* Task brief *
Your task is to repeat the entries exactly. Leave the pictures out.

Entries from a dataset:
= = =

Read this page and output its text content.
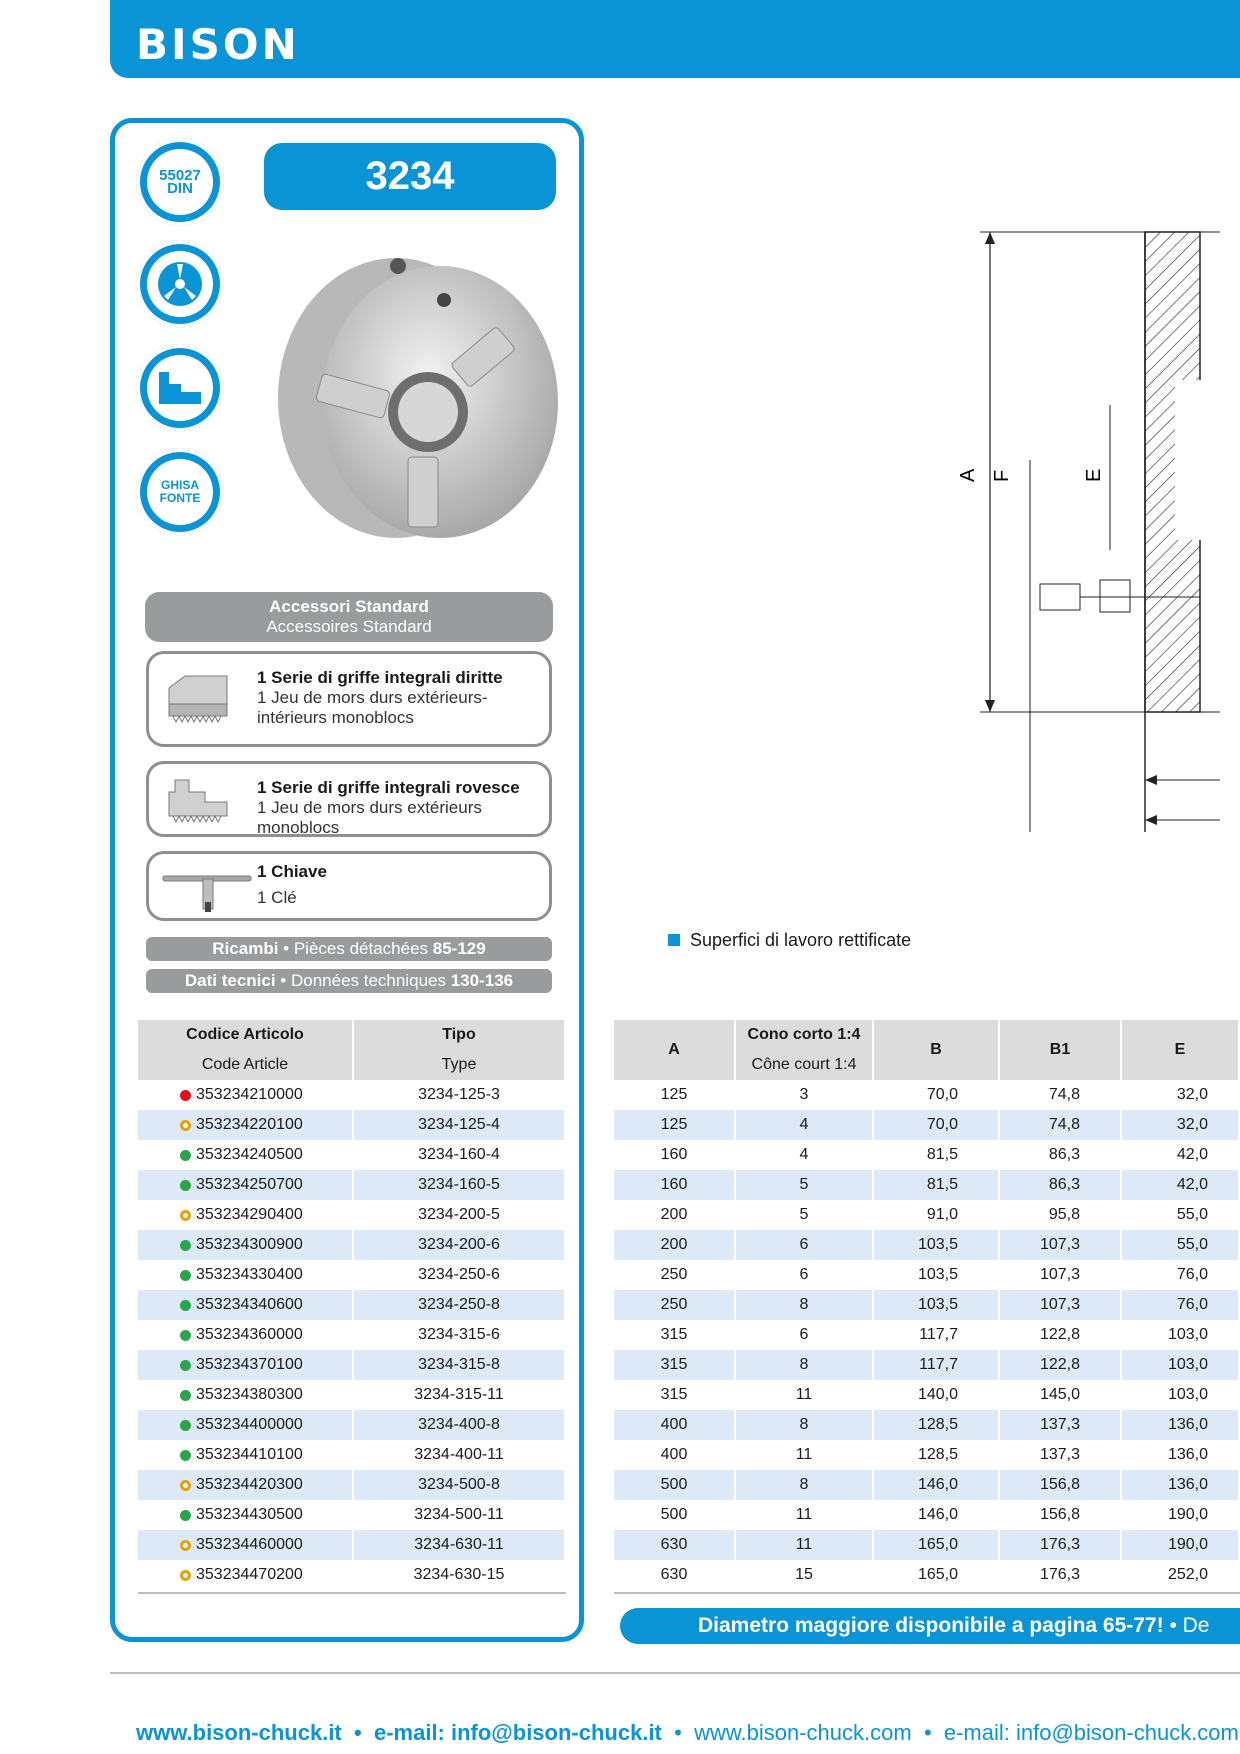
BISON
55027
DIN
GHISA
FONTE
3234
Accessori Standard
Accessoires Standard
1 Serie di griffe integrali diritte
1 Jeu de mors durs extérieurs-intérieurs monoblocs
1 Serie di griffe integrali rovesce
1 Jeu de mors durs extérieurs monoblocs
1 Chiave
1 Clé
Ricambi • Pièces détachées 85-129
Dati tecnici • Données techniques 130-136
A F	E
Superfici di lavoro rettificate
Codice Articolo	Tipo
Code Article	Type

353234210000	3234-125-3

353234220100	3234-125-4

353234240500	3234-160-4

353234250700	3234-160-5

353234290400	3234-200-5

353234300900	3234-200-6

353234330400	3234-250-6

353234340600	3234-250-8

353234360000	3234-315-6

353234370100	3234-315-8

353234380300	3234-315-11

353234400000	3234-400-8

353234410100	3234-400-11

353234420300	3234-500-8

353234430500	3234-500-11

353234460000	3234-630-11

353234470200	3234-630-15
A	Cono corto 1:4	B	B1	E
	Cône court 1:4			
125	3	70,0	74,8	32,0
125	4	70,0	74,8	32,0
160	4	81,5	86,3	42,0
160	5	81,5	86,3	42,0
200	5	91,0	95,8	55,0
200	6	103,5	107,3	55,0
250	6	103,5	107,3	76,0
250	8	103,5	107,3	76,0
315	6	117,7	122,8	103,0
315	8	117,7	122,8	103,0
315	11	140,0	145,0	103,0
400	8	128,5	137,3	136,0
400	11	128,5	137,3	136,0
500	8	146,0	156,8	136,0
500	11	146,0	156,8	190,0
630	11	165,0	176,3	190,0
630	15	165,0	176,3	252,0
Diametro maggiore disponibile a pagina 65-77! • De
www.bison-chuck.it • e-mail: info@bison-chuck.it • www.bison-chuck.com • e-mail: info@bison-chuck.com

= = =

* Complete output *
Read this page and output its text content.
BISON
55027
DIN
GHISA
FONTE
3234
Accessori Standard
Accessoires Standard
1 Serie di griffe integrali diritte
1 Jeu de mors durs extérieurs-intérieurs monoblocs
1 Serie di griffe integrali rovesce
1 Jeu de mors durs extérieurs monoblocs
1 Chiave
1 Clé
Ricambi • Pièces détachées 85-129
Dati tecnici • Données techniques 130-136
A F	E
Superfici di lavoro rettificate
Codice Articolo	Tipo
Code Article	Type

353234210000	3234-125-3

353234220100	3234-125-4

353234240500	3234-160-4

353234250700	3234-160-5

353234290400	3234-200-5

353234300900	3234-200-6

353234330400	3234-250-6

353234340600	3234-250-8

353234360000	3234-315-6

353234370100	3234-315-8

353234380300	3234-315-11

353234400000	3234-400-8

353234410100	3234-400-11

353234420300	3234-500-8

353234430500	3234-500-11

353234460000	3234-630-11

353234470200	3234-630-15
A	Cono corto 1:4	B	B1	E
	Cône court 1:4			
125	3	70,0	74,8	32,0
125	4	70,0	74,8	32,0
160	4	81,5	86,3	42,0
160	5	81,5	86,3	42,0
200	5	91,0	95,8	55,0
200	6	103,5	107,3	55,0
250	6	103,5	107,3	76,0
250	8	103,5	107,3	76,0
315	6	117,7	122,8	103,0
315	8	117,7	122,8	103,0
315	11	140,0	145,0	103,0
400	8	128,5	137,3	136,0
400	11	128,5	137,3	136,0
500	8	146,0	156,8	136,0
500	11	146,0	156,8	190,0
630	11	165,0	176,3	190,0
630	15	165,0	176,3	252,0
Diametro maggiore disponibile a pagina 65-77! • De
www.bison-chuck.it • e-mail: info@bison-chuck.it • www.bison-chuck.com • e-mail: info@bison-chuck.com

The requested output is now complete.